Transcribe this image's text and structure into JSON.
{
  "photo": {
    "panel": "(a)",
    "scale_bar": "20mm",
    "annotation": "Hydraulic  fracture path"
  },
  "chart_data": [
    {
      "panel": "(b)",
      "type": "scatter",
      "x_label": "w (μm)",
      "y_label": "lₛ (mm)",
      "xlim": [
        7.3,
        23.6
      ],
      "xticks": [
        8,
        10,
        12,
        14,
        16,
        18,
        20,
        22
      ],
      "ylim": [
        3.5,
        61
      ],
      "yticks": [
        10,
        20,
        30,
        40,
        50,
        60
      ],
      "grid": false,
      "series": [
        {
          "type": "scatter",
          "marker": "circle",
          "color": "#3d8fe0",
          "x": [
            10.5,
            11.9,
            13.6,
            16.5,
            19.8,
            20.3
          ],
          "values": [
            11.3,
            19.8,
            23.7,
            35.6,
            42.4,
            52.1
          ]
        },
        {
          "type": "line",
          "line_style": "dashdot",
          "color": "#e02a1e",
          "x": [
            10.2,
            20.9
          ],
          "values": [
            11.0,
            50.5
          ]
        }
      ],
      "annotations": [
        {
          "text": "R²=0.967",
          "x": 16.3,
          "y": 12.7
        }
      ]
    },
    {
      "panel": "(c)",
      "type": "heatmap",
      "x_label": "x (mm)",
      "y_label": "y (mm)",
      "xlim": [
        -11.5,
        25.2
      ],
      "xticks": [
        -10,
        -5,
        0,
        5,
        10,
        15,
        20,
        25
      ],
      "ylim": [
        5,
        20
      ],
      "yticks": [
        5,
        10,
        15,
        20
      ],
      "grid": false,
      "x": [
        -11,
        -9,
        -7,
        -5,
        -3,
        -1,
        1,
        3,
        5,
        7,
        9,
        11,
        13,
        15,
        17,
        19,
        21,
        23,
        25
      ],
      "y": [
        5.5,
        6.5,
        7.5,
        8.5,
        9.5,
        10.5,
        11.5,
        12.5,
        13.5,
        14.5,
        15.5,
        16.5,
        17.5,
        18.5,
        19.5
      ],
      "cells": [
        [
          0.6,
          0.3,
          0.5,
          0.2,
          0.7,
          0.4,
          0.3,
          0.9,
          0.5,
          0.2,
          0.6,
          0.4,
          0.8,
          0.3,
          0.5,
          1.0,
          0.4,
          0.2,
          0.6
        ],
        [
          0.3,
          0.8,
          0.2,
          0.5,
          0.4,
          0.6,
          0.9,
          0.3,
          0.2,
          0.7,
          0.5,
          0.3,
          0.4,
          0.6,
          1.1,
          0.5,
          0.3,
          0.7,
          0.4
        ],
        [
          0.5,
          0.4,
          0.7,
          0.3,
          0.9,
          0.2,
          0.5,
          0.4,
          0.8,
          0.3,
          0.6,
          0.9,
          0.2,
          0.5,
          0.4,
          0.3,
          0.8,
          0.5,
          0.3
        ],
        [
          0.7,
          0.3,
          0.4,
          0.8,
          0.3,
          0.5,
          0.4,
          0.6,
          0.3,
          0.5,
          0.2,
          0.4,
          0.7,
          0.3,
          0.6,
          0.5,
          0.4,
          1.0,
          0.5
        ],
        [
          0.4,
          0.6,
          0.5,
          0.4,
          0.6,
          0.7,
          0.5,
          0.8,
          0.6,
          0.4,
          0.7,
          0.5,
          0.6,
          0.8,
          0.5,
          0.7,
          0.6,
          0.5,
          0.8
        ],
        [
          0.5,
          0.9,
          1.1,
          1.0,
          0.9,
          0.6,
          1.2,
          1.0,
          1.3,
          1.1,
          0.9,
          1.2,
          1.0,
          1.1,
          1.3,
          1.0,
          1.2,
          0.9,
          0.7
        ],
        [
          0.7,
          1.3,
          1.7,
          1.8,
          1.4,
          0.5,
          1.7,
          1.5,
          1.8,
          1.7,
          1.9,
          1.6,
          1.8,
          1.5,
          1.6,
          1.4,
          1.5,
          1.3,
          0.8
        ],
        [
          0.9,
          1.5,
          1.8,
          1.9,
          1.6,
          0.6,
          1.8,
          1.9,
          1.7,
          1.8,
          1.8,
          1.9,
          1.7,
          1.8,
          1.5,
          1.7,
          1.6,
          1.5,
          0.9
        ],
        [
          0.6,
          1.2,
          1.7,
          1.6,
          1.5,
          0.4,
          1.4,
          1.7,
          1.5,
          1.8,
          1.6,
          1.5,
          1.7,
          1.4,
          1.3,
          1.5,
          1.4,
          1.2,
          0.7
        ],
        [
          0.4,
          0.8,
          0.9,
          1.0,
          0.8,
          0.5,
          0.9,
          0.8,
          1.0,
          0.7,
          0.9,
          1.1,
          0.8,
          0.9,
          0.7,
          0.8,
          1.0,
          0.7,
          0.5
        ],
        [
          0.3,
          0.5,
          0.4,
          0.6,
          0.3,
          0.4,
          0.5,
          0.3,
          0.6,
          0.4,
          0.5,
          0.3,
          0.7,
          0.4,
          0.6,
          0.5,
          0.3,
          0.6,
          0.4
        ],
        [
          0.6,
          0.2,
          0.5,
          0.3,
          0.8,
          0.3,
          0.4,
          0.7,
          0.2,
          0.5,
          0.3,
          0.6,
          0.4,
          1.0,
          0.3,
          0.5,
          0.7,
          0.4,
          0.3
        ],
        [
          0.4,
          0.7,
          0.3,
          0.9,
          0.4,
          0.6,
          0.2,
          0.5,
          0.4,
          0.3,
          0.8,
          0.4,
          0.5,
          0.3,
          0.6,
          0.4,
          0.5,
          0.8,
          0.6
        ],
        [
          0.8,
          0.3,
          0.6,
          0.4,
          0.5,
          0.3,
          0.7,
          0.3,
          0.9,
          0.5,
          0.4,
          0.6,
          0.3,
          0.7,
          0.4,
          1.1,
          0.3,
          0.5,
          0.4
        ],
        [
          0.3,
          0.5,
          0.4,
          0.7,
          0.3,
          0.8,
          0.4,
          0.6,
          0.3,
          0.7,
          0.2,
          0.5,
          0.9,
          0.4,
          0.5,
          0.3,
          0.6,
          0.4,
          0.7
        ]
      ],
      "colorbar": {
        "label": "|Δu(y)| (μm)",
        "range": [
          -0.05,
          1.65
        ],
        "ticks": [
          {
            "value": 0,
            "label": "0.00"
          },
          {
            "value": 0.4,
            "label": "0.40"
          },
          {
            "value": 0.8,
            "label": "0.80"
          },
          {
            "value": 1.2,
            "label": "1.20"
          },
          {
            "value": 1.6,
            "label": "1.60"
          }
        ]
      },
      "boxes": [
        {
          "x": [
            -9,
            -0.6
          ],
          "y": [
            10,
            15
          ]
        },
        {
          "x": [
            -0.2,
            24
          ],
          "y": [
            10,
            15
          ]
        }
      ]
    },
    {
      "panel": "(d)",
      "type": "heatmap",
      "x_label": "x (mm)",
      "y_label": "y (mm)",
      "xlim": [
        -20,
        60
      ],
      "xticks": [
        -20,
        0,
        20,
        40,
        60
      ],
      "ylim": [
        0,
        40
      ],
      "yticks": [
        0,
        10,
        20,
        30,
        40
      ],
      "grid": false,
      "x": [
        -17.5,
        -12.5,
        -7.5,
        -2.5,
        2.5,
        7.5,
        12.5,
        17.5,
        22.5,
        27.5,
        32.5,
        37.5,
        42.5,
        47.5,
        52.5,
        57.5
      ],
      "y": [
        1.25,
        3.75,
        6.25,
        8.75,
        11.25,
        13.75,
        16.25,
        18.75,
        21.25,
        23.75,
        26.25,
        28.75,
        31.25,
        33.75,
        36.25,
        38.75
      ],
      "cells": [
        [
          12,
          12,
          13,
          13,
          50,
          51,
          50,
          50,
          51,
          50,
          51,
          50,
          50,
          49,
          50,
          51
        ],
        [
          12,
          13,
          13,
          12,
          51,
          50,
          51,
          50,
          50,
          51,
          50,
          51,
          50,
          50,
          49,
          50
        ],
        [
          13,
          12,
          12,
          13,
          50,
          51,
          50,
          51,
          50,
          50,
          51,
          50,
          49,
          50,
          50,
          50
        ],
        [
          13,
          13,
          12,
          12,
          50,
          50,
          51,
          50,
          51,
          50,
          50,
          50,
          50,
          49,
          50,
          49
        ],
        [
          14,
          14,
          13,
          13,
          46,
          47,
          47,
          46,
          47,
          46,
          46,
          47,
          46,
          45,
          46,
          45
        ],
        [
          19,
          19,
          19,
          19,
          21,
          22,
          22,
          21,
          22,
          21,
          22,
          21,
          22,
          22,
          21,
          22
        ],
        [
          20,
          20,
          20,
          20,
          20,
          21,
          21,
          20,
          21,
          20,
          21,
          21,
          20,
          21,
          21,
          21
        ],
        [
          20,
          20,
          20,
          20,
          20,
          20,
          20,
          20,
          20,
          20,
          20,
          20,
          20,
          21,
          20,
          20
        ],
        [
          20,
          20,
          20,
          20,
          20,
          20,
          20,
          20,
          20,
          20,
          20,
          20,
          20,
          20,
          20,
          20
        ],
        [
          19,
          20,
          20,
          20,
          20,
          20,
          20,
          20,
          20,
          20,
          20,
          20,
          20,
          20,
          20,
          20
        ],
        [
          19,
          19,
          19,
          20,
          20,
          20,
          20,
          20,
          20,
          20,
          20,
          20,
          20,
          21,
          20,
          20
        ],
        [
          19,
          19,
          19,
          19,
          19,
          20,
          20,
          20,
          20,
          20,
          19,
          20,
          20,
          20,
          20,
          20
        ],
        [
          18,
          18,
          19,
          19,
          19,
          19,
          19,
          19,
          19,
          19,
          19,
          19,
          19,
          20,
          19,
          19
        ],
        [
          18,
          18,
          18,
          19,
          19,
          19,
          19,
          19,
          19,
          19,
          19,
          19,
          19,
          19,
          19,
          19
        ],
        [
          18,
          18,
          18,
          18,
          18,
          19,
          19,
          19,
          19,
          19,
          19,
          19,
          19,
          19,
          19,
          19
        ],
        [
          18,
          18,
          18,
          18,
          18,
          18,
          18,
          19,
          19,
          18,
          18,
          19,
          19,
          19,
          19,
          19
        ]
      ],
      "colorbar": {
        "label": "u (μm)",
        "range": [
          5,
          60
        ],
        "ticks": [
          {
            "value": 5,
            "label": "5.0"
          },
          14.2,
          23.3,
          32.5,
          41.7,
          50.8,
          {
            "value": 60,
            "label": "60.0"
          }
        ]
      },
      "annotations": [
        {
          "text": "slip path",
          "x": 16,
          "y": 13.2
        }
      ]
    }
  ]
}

TASK DIRECTIONS =
Give only the number of lines in the listing above that include the string "type".

ANSWER TO THE TASK =
5